> [YOUR GOAL]
Set down all of the entries word for word, omitting the images they contain.

> [ENTRIES PROVIDED]
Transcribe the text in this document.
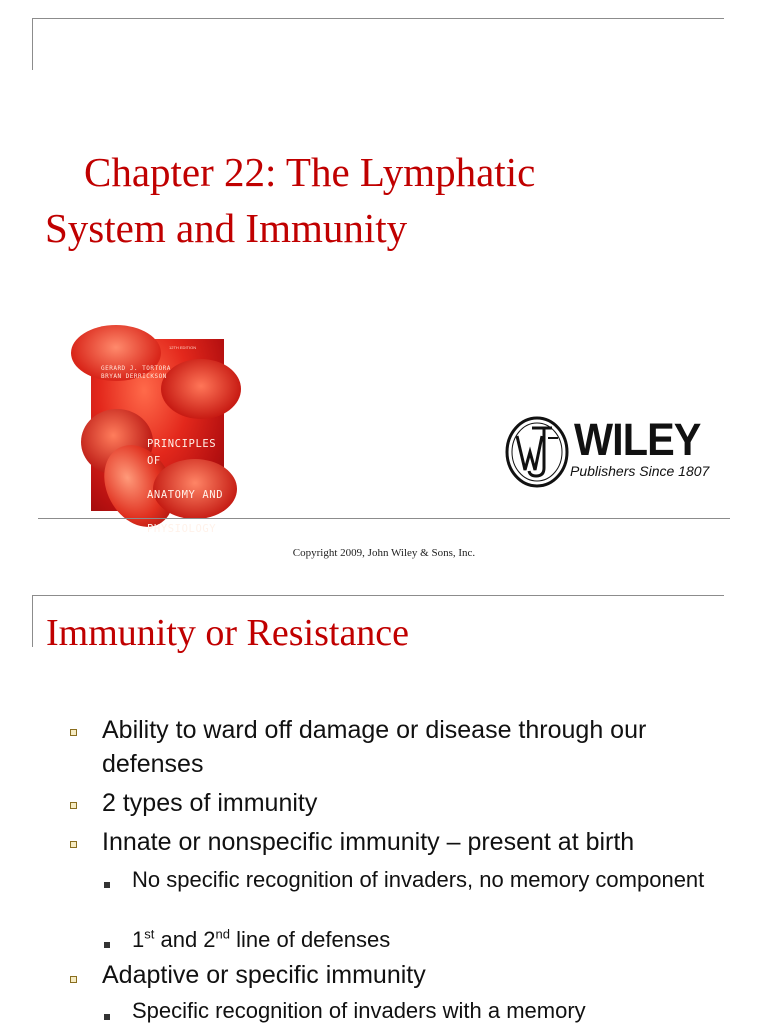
Chapter 22: The Lymphatic
System and Immunity
12TH EDITION
GERARD J. TORTORA
BRYAN DERRICKSON

PRINCIPLES OF

ANATOMY AND

PHYSIOLOGY

WILEY
Publishers Since 1807

Copyright 2009, John Wiley & Sons, Inc.

Immunity or Resistance
Ability to ward off damage or disease through our defenses
2 types of immunity
Innate or nonspecific immunity – present at birth
No specific recognition of invaders, no memory component
1st and 2nd line of defenses
Adaptive or specific immunity
Specific recognition of invaders with a memory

> [RESULT OF THIS EXERCISE]
Transcribe the text in this document.
Chapter 22: The Lymphatic
System and Immunity
12TH EDITION
GERARD J. TORTORA
BRYAN DERRICKSON

PRINCIPLES OF

ANATOMY AND

PHYSIOLOGY

WILEY
Publishers Since 1807

Copyright 2009, John Wiley & Sons, Inc.

Immunity or Resistance
Ability to ward off damage or disease through our defenses
2 types of immunity
Innate or nonspecific immunity – present at birth
No specific recognition of invaders, no memory component
1st and 2nd line of defenses
Adaptive or specific immunity
Specific recognition of invaders with a memory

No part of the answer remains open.